◆ SOURCE EXTRACT
■ ■ ■

Thalassoceratidae Temporal range: Gzhelian - Wordian PreꞒ Ꞓ O S D C P T J K Pg N

Scientific classification
- Domain: Eukaryota
- Kingdom: Animalia
- Phylum: Mollusca
- Class: Cephalopoda
- Subclass: †Ammonoidea
- Order: †Goniatitida
- Superfamily: †Thalassoceratoidea
- Family: †Thalassoceratidae Alpheus Hyatt, 1900
- Genera: Gleboceras; Mapesites?; Aristoceratinae Allothalassoceras; Aristoceras; Aristoceratoides; ; Thalassoceratinae Eothalassoceras; Epithalassoceras; Prothalassoceras; Thalassoceras; ;

= Thalassoceratidae =

Extinct family of ammonites

Thalassoceratidae a family of late Paleozoic ammonites included in the goniatitid superfamily Thalassoceratoidea along with the Bisatoceratidae. Some eight genera are included, although the specific number and exactly which depends on the particular classification.

Thalassoceratids are characterized by thick-discoidal to subglobular, involute shells with narrow or closed umbilici and serrate or digitate external lobes in the suture. This latter distinguishes them from the Bisatoceratidae in which the external lobes are smooth. The ventral lobe is extremely wide; the height of median saddle may exceed half the height of the entire ventral lobe itself. Some forms have ventrolateral grooves but spiral ornamentation is absent.

■ ■ ■

◆ Data records
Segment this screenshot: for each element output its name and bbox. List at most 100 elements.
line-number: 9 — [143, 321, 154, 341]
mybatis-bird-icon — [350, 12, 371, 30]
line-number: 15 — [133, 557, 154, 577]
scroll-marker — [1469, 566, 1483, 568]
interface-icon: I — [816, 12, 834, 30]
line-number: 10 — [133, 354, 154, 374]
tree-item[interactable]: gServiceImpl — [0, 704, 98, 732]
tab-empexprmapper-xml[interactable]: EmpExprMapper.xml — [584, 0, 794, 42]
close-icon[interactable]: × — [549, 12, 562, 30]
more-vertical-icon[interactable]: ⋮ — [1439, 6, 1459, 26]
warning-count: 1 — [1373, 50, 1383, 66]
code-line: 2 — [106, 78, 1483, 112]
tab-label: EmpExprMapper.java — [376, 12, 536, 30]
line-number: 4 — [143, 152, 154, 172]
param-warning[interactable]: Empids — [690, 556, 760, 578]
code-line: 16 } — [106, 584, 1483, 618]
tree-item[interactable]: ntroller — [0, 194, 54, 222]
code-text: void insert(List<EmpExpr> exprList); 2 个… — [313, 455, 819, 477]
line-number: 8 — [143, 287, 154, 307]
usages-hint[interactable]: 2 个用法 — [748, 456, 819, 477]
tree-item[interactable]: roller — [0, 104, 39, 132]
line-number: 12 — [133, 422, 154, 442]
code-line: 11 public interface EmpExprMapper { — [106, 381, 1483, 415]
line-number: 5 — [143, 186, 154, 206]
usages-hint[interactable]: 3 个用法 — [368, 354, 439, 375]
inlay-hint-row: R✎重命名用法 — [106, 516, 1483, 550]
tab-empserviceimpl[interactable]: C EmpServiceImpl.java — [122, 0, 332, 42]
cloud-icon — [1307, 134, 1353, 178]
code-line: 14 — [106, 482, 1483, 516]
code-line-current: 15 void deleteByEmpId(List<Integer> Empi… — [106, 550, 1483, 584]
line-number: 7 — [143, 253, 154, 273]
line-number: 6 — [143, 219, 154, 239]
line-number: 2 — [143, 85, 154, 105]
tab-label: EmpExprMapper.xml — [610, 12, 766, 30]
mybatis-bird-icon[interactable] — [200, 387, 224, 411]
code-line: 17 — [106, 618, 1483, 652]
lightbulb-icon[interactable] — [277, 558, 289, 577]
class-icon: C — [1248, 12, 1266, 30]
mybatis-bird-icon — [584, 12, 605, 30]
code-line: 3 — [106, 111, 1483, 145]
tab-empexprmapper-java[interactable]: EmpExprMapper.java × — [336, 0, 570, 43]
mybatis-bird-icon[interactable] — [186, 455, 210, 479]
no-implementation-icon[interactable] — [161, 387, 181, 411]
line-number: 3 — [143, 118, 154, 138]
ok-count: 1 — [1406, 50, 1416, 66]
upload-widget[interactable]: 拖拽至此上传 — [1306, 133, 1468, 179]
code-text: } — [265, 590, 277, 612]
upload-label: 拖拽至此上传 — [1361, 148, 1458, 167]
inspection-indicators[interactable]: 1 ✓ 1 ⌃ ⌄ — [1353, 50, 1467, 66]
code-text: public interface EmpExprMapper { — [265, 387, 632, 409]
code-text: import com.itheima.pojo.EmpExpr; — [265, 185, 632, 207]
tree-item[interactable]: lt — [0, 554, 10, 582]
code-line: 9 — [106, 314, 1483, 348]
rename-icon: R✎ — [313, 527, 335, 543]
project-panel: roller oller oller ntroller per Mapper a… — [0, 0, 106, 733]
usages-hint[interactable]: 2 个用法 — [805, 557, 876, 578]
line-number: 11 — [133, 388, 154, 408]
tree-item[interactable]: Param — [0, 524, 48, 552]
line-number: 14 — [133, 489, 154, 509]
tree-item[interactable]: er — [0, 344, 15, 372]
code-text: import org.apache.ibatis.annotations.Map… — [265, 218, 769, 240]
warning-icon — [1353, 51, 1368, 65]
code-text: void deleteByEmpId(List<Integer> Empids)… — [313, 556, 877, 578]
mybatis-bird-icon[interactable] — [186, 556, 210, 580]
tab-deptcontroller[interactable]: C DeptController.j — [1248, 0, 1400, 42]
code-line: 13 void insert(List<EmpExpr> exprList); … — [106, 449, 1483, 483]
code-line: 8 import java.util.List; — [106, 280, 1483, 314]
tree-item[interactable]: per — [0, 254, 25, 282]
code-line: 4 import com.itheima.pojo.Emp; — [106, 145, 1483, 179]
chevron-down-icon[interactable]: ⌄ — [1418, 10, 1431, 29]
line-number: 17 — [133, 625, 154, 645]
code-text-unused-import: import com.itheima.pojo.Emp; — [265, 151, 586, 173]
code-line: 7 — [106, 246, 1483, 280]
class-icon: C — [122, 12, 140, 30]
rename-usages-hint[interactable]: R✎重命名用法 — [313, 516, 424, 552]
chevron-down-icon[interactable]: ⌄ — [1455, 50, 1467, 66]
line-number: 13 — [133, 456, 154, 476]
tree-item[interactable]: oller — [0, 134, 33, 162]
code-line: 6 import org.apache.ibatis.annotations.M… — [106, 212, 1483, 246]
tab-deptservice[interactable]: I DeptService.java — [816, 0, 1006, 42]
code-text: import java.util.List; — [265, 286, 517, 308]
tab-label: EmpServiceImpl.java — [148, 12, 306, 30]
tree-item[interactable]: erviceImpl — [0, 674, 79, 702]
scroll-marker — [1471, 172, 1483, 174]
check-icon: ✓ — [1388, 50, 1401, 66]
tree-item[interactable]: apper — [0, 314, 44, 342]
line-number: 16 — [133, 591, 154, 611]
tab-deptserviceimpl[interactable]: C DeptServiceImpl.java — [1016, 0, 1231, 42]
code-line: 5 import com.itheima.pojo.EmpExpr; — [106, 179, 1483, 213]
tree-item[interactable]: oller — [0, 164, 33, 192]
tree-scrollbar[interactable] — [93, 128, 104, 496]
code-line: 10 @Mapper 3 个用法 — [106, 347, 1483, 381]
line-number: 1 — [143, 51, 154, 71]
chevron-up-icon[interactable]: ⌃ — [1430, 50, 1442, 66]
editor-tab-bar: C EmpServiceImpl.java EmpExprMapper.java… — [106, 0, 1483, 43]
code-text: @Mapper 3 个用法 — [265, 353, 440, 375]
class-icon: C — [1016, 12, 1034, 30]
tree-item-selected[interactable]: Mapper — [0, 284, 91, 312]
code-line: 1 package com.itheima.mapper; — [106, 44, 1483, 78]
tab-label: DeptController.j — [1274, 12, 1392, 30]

■ ■ ■

◆ PROBLEM 1
Translate this sentence from the article on Thalassoceratidae into Spanish: "Some forms have ventrolateral grooves but spiral ornamentation is absent."
◆ PROBLEM 2
List every genus that the article on Thalassoceratidae places under the subfamily Thalassoceratinae.
◆ PROBLEM 3
Continue the article on the ammonite family Thalassoceratidae from its last sentence.
Nothing in the data is needed here.

◆ EXERCISE RESULT 1
Algunas formas tienen surcos ventrolaterales, pero la ornamentación espiral está ausente.

◆ EXERCISE RESULT 2
Eothalassoceras, Epithalassoceras, Prothalassoceras, Thalassoceras

◆ EXERCISE RESULT 3
Miller, Funish, and Schindewolf, 1957, in the Treatise on Invertebrate Paleontology Part L included Thalassoceras, Eothalassoceras, Delepinoceas, Gleboceras, Epithalassoceras. Saunders, Work, and Nikolaeva, 1999, included Eothalassoceras, Prothalassoceras, Gleboceras, Aistoceras, Thalassoceras, Epithalassoceras, Aristoceratoides. In the revised Treatise (W.M. Furnish et al. 2009) the Thalassoceratidae is divided into two subfamilies, the Gleboceratinae which includes Gleboceras and Mapesites and the Thalssoceratinae which includes Aristoceras, Aristoceratoides, Eothalassoceras, Epithalassoceras, Prothalassoceras, and Thalassoceras. Leonova & Boiko (2011) later removed Mapesites from Thalassoceratidae due to its ornamentation being vastly different from Gleboceras. They also utilized the subfamily Aristoceratinae, which involved an evolutionary sequence from Aristoceras to Allothalassoceras to Aristoceratoides.